(Dataset records)

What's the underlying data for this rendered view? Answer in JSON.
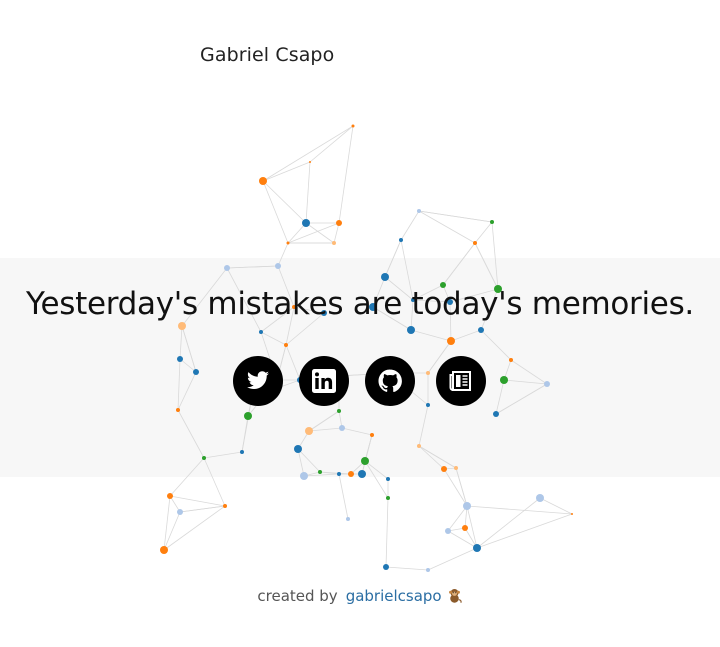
{
  "header": {
    "site_title": "Gabriel Csapo"
  },
  "hero": {
    "quote": "Yesterday's mistakes are today's memories."
  },
  "social_links": [
    {
      "name": "twitter",
      "icon": "twitter-icon"
    },
    {
      "name": "linkedin",
      "icon": "linkedin-icon"
    },
    {
      "name": "github",
      "icon": "github-icon"
    },
    {
      "name": "blog",
      "icon": "newspaper-icon"
    }
  ],
  "footer": {
    "created_label": "created by",
    "author_link": "gabrielcsapo",
    "author_icon": "monkey-icon"
  },
  "colors": {
    "band": "#f7f7f7",
    "icon_bg": "#000000",
    "link": "#2b6ea3",
    "node_orange": "#ff7f0e",
    "node_blue": "#1f77b4",
    "node_green": "#2ca02c",
    "node_light_blue": "#aec7e8",
    "node_peach": "#ffbb78",
    "edge": "#d9d9d9"
  }
}
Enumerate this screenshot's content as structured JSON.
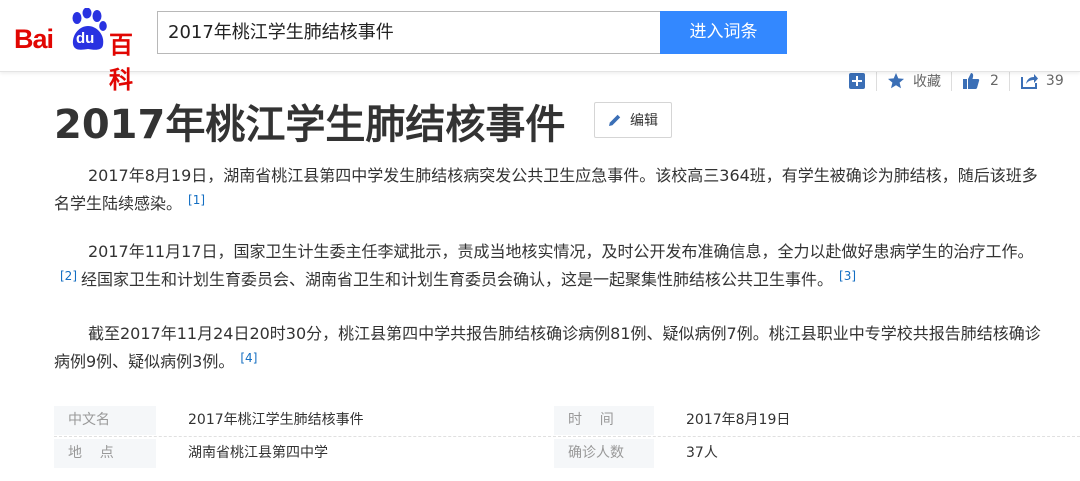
{
  "header": {
    "logo_text": "Bai",
    "logo_du": "du",
    "logo_baike": "百科",
    "search_value": "2017年桃江学生肺结核事件",
    "search_button": "进入词条"
  },
  "tools": {
    "favorite_label": "收藏",
    "like_count": "2",
    "share_count": "39"
  },
  "article": {
    "title": "2017年桃江学生肺结核事件",
    "edit_label": "编辑",
    "p1": "2017年8月19日，湖南省桃江县第四中学发生肺结核病突发公共卫生应急事件。该校高三364班，有学生被确诊为肺结核，随后该班多名学生陆续感染。",
    "p1_ref": "[1]",
    "p2a": "2017年11月17日，国家卫生计生委主任李斌批示，责成当地核实情况，及时公开发布准确信息，全力以赴做好患病学生的治疗工作。",
    "p2_ref1": "[2]",
    "p2b": "经国家卫生和计划生育委员会、湖南省卫生和计划生育委员会确认，这是一起聚集性肺结核公共卫生事件。",
    "p2_ref2": "[3]",
    "p3": "截至2017年11月24日20时30分，桃江县第四中学共报告肺结核确诊病例81例、疑似病例7例。桃江县职业中专学校共报告肺结核确诊病例9例、疑似病例3例。",
    "p3_ref": "[4]"
  },
  "infobox": {
    "rows": [
      {
        "left_label": "中文名",
        "left_value": "2017年桃江学生肺结核事件",
        "right_label": "时    间",
        "right_value": "2017年8月19日"
      },
      {
        "left_label": "地    点",
        "left_value": "湖南省桃江县第四中学",
        "right_label": "确诊人数",
        "right_value": "37人"
      }
    ]
  },
  "colors": {
    "brand_red": "#e10602",
    "brand_blue": "#2932e1",
    "button_blue": "#3388ff",
    "link_blue": "#136ec2"
  },
  "icons": [
    "baidu-paw-icon",
    "add-icon",
    "star-icon",
    "thumbs-up-icon",
    "share-icon",
    "pencil-icon"
  ]
}
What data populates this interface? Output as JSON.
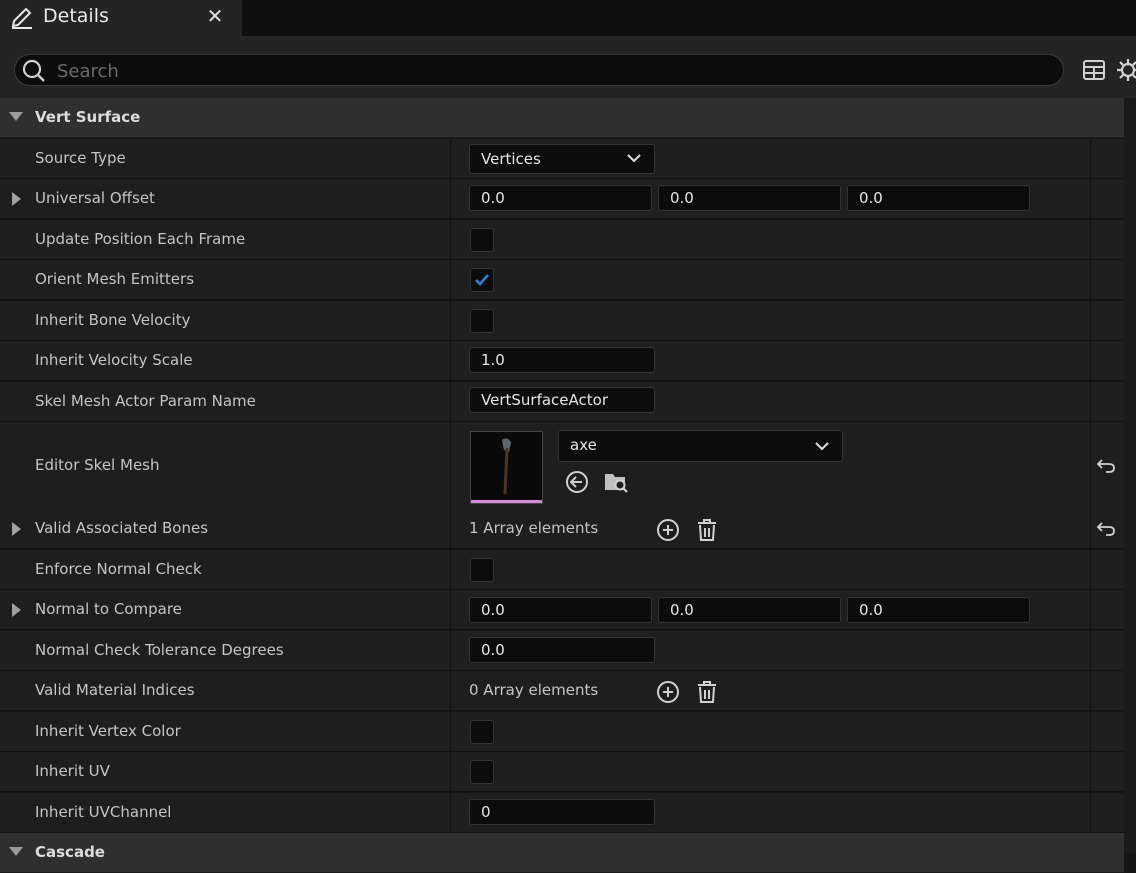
{
  "tab": {
    "title": "Details",
    "close": "✕"
  },
  "search": {
    "placeholder": "Search"
  },
  "sections": {
    "vert_surface": "Vert Surface",
    "cascade": "Cascade"
  },
  "rows": {
    "source_type": {
      "label": "Source Type",
      "value": "Vertices"
    },
    "universal_offset": {
      "label": "Universal Offset",
      "x": "0.0",
      "y": "0.0",
      "z": "0.0"
    },
    "update_position": {
      "label": "Update Position Each Frame",
      "checked": false
    },
    "orient_mesh": {
      "label": "Orient Mesh Emitters",
      "checked": true
    },
    "inherit_bone_velocity": {
      "label": "Inherit Bone Velocity",
      "checked": false
    },
    "inherit_velocity_scale": {
      "label": "Inherit Velocity Scale",
      "value": "1.0"
    },
    "skel_mesh_actor_param": {
      "label": "Skel Mesh Actor Param Name",
      "value": "VertSurfaceActor"
    },
    "editor_skel_mesh": {
      "label": "Editor Skel Mesh",
      "value": "axe"
    },
    "valid_associated_bones": {
      "label": "Valid Associated Bones",
      "value": "1 Array elements"
    },
    "enforce_normal_check": {
      "label": "Enforce Normal Check",
      "checked": false
    },
    "normal_to_compare": {
      "label": "Normal to Compare",
      "x": "0.0",
      "y": "0.0",
      "z": "0.0"
    },
    "normal_check_tolerance": {
      "label": "Normal Check Tolerance Degrees",
      "value": "0.0"
    },
    "valid_material_indices": {
      "label": "Valid Material Indices",
      "value": "0 Array elements"
    },
    "inherit_vertex_color": {
      "label": "Inherit Vertex Color",
      "checked": false
    },
    "inherit_uv": {
      "label": "Inherit UV",
      "checked": false
    },
    "inherit_uv_channel": {
      "label": "Inherit UVChannel",
      "value": "0"
    }
  },
  "colors": {
    "accent_check": "#2f7fe0",
    "thumbnail_bar": "#d48ad6"
  },
  "icons": [
    "edit-icon",
    "close-icon",
    "search-icon",
    "table-view-icon",
    "settings-icon",
    "chevron-down-icon",
    "expand-arrow-icon",
    "add-element-icon",
    "delete-icon",
    "reset-to-default-icon",
    "use-selected-asset-icon",
    "browse-asset-icon",
    "checkmark-icon"
  ]
}
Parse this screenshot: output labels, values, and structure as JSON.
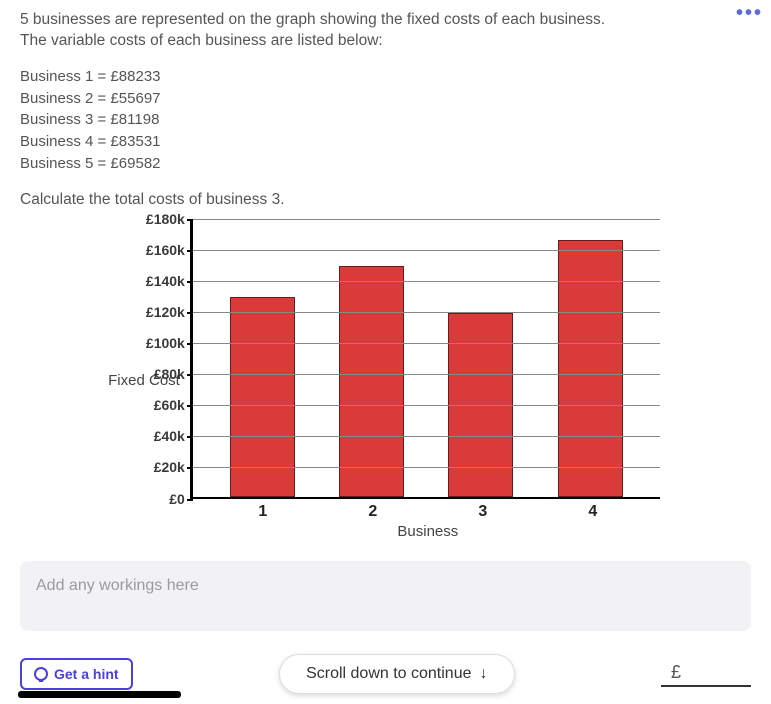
{
  "header": {
    "more_label": "•••"
  },
  "question": {
    "line1": "5 businesses are represented on the graph showing the fixed costs of each business.",
    "line2": "The variable costs of each business are listed below:",
    "variable_costs": [
      "Business 1 = £88233",
      "Business 2 = £55697",
      "Business 3 = £81198",
      "Business 4 = £83531",
      "Business 5 = £69582"
    ],
    "prompt": "Calculate the total costs of business 3."
  },
  "chart_data": {
    "type": "bar",
    "title": "",
    "ylabel": "Fixed Cost",
    "xlabel": "Business",
    "categories": [
      "1",
      "2",
      "3",
      "4"
    ],
    "values": [
      128000,
      148000,
      118000,
      165000
    ],
    "ylim": [
      0,
      180000
    ],
    "yticks": [
      "£0",
      "£20k",
      "£40k",
      "£60k",
      "£80k",
      "£100k",
      "£120k",
      "£140k",
      "£160k",
      "£180k"
    ]
  },
  "workings": {
    "placeholder": "Add any workings here"
  },
  "footer": {
    "hint_label": "Get a hint",
    "scroll_label": "Scroll down to continue",
    "scroll_arrow": "↓",
    "answer_prefix": "£"
  }
}
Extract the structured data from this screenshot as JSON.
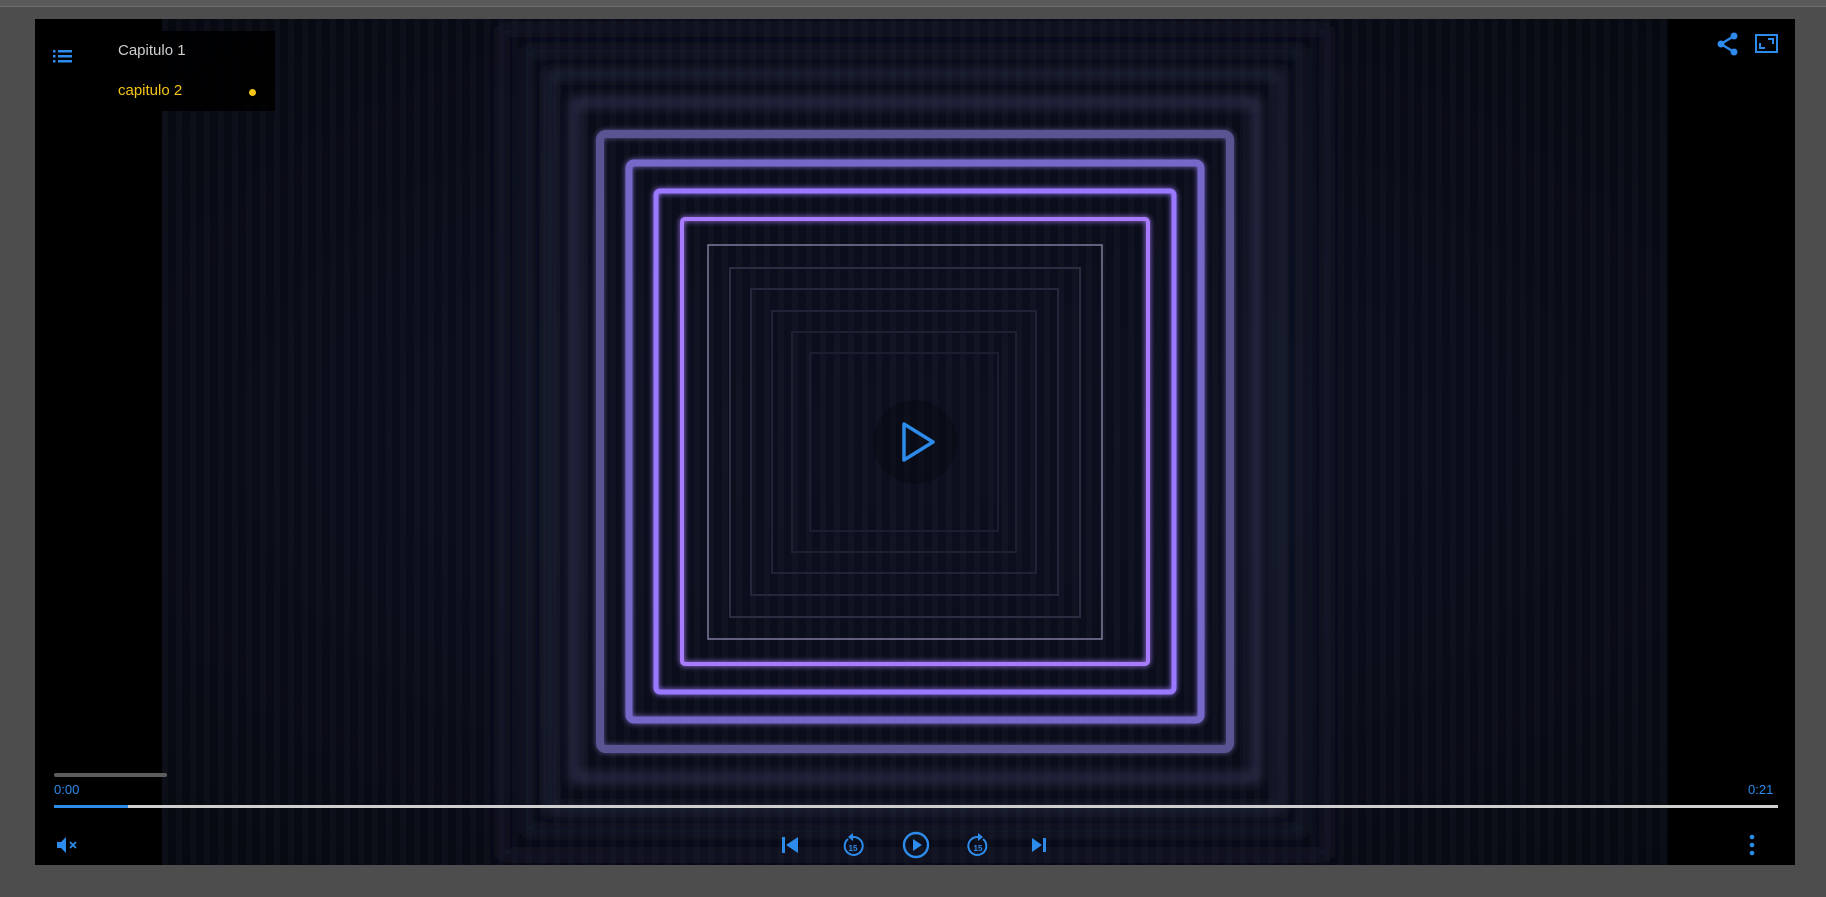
{
  "chapters": {
    "items": [
      {
        "label": "Capitulo 1",
        "active": false
      },
      {
        "label": "capitulo 2",
        "active": true
      }
    ],
    "active_color": "#f5c518"
  },
  "playback": {
    "current_time": "0:00",
    "duration": "0:21",
    "progress_fraction": 0.043,
    "muted": true
  },
  "icons": {
    "menu": "list-icon",
    "share": "share-icon",
    "fullscreen": "fullscreen-icon",
    "big_play": "play-icon",
    "mute": "volume-muted-icon",
    "prev": "skip-previous-icon",
    "rewind": "replay-15-icon",
    "play": "play-circle-icon",
    "forward": "forward-15-icon",
    "next": "skip-next-icon",
    "more": "more-vertical-icon"
  },
  "colors": {
    "accent": "#2d8ceb",
    "background": "#4d4d4d",
    "player": "#000000"
  }
}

§ What this task involves
Retype the whole listing exactly and leave the pictures out.

§ Exercise response
What's the underlying data for this rendered view? Answer in JSON.
{
  "header": {
    "site_title": "Gabriel Csapo"
  },
  "hero": {
    "quote": "Yesterday's mistakes are today's memories."
  },
  "social_links": [
    {
      "name": "twitter",
      "icon": "twitter-icon"
    },
    {
      "name": "linkedin",
      "icon": "linkedin-icon"
    },
    {
      "name": "github",
      "icon": "github-icon"
    },
    {
      "name": "blog",
      "icon": "newspaper-icon"
    }
  ],
  "footer": {
    "created_label": "created by",
    "author_link": "gabrielcsapo",
    "author_icon": "monkey-icon"
  },
  "colors": {
    "band": "#f7f7f7",
    "icon_bg": "#000000",
    "link": "#2b6ea3",
    "node_orange": "#ff7f0e",
    "node_blue": "#1f77b4",
    "node_green": "#2ca02c",
    "node_light_blue": "#aec7e8",
    "node_peach": "#ffbb78",
    "edge": "#d9d9d9"
  }
}
Enumerate this screenshot's content as structured JSON.
{
  "header": {
    "logo_text": "Bai",
    "logo_du": "du",
    "logo_baike": "百科",
    "search_value": "2017年桃江学生肺结核事件",
    "search_button": "进入词条"
  },
  "tools": {
    "favorite_label": "收藏",
    "like_count": "2",
    "share_count": "39"
  },
  "article": {
    "title": "2017年桃江学生肺结核事件",
    "edit_label": "编辑",
    "p1": "2017年8月19日，湖南省桃江县第四中学发生肺结核病突发公共卫生应急事件。该校高三364班，有学生被确诊为肺结核，随后该班多名学生陆续感染。",
    "p1_ref": "[1]",
    "p2a": "2017年11月17日，国家卫生计生委主任李斌批示，责成当地核实情况，及时公开发布准确信息，全力以赴做好患病学生的治疗工作。",
    "p2_ref1": "[2]",
    "p2b": "经国家卫生和计划生育委员会、湖南省卫生和计划生育委员会确认，这是一起聚集性肺结核公共卫生事件。",
    "p2_ref2": "[3]",
    "p3": "截至2017年11月24日20时30分，桃江县第四中学共报告肺结核确诊病例81例、疑似病例7例。桃江县职业中专学校共报告肺结核确诊病例9例、疑似病例3例。",
    "p3_ref": "[4]"
  },
  "infobox": {
    "rows": [
      {
        "left_label": "中文名",
        "left_value": "2017年桃江学生肺结核事件",
        "right_label": "时    间",
        "right_value": "2017年8月19日"
      },
      {
        "left_label": "地    点",
        "left_value": "湖南省桃江县第四中学",
        "right_label": "确诊人数",
        "right_value": "37人"
      }
    ]
  },
  "colors": {
    "brand_red": "#e10602",
    "brand_blue": "#2932e1",
    "button_blue": "#3388ff",
    "link_blue": "#136ec2"
  },
  "icons": [
    "baidu-paw-icon",
    "add-icon",
    "star-icon",
    "thumbs-up-icon",
    "share-icon",
    "pencil-icon"
  ]
}
What data populates this interface? Output as JSON.
{
  "tab": {
    "title": "Details",
    "close": "✕"
  },
  "search": {
    "placeholder": "Search"
  },
  "sections": {
    "vert_surface": "Vert Surface",
    "cascade": "Cascade"
  },
  "rows": {
    "source_type": {
      "label": "Source Type",
      "value": "Vertices"
    },
    "universal_offset": {
      "label": "Universal Offset",
      "x": "0.0",
      "y": "0.0",
      "z": "0.0"
    },
    "update_position": {
      "label": "Update Position Each Frame",
      "checked": false
    },
    "orient_mesh": {
      "label": "Orient Mesh Emitters",
      "checked": true
    },
    "inherit_bone_velocity": {
      "label": "Inherit Bone Velocity",
      "checked": false
    },
    "inherit_velocity_scale": {
      "label": "Inherit Velocity Scale",
      "value": "1.0"
    },
    "skel_mesh_actor_param": {
      "label": "Skel Mesh Actor Param Name",
      "value": "VertSurfaceActor"
    },
    "editor_skel_mesh": {
      "label": "Editor Skel Mesh",
      "value": "axe"
    },
    "valid_associated_bones": {
      "label": "Valid Associated Bones",
      "value": "1 Array elements"
    },
    "enforce_normal_check": {
      "label": "Enforce Normal Check",
      "checked": false
    },
    "normal_to_compare": {
      "label": "Normal to Compare",
      "x": "0.0",
      "y": "0.0",
      "z": "0.0"
    },
    "normal_check_tolerance": {
      "label": "Normal Check Tolerance Degrees",
      "value": "0.0"
    },
    "valid_material_indices": {
      "label": "Valid Material Indices",
      "value": "0 Array elements"
    },
    "inherit_vertex_color": {
      "label": "Inherit Vertex Color",
      "checked": false
    },
    "inherit_uv": {
      "label": "Inherit UV",
      "checked": false
    },
    "inherit_uv_channel": {
      "label": "Inherit UVChannel",
      "value": "0"
    }
  },
  "colors": {
    "accent_check": "#2f7fe0",
    "thumbnail_bar": "#d48ad6"
  },
  "icons": [
    "edit-icon",
    "close-icon",
    "search-icon",
    "table-view-icon",
    "settings-icon",
    "chevron-down-icon",
    "expand-arrow-icon",
    "add-element-icon",
    "delete-icon",
    "reset-to-default-icon",
    "use-selected-asset-icon",
    "browse-asset-icon",
    "checkmark-icon"
  ]
}
Parse this screenshot: output labels, values, and structure as JSON.
{
  "header": {
    "more_label": "•••"
  },
  "question": {
    "line1": "5 businesses are represented on the graph showing the fixed costs of each business.",
    "line2": "The variable costs of each business are listed below:",
    "variable_costs": [
      "Business 1 = £88233",
      "Business 2 = £55697",
      "Business 3 = £81198",
      "Business 4 = £83531",
      "Business 5 = £69582"
    ],
    "prompt": "Calculate the total costs of business 3."
  },
  "chart_data": {
    "type": "bar",
    "title": "",
    "ylabel": "Fixed Cost",
    "xlabel": "Business",
    "categories": [
      "1",
      "2",
      "3",
      "4"
    ],
    "values": [
      128000,
      148000,
      118000,
      165000
    ],
    "ylim": [
      0,
      180000
    ],
    "yticks": [
      "£0",
      "£20k",
      "£40k",
      "£60k",
      "£80k",
      "£100k",
      "£120k",
      "£140k",
      "£160k",
      "£180k"
    ]
  },
  "workings": {
    "placeholder": "Add any workings here"
  },
  "footer": {
    "hint_label": "Get a hint",
    "scroll_label": "Scroll down to continue",
    "scroll_arrow": "↓",
    "answer_prefix": "£"
  }
}
Extract the structured data from this screenshot as JSON.
{
  "chapters": {
    "items": [
      {
        "label": "Capitulo 1",
        "active": false
      },
      {
        "label": "capitulo 2",
        "active": true
      }
    ],
    "active_color": "#f5c518"
  },
  "playback": {
    "current_time": "0:00",
    "duration": "0:21",
    "progress_fraction": 0.043,
    "muted": true
  },
  "icons": {
    "menu": "list-icon",
    "share": "share-icon",
    "fullscreen": "fullscreen-icon",
    "big_play": "play-icon",
    "mute": "volume-muted-icon",
    "prev": "skip-previous-icon",
    "rewind": "replay-15-icon",
    "play": "play-circle-icon",
    "forward": "forward-15-icon",
    "next": "skip-next-icon",
    "more": "more-vertical-icon"
  },
  "colors": {
    "accent": "#2d8ceb",
    "background": "#4d4d4d",
    "player": "#000000"
  }
}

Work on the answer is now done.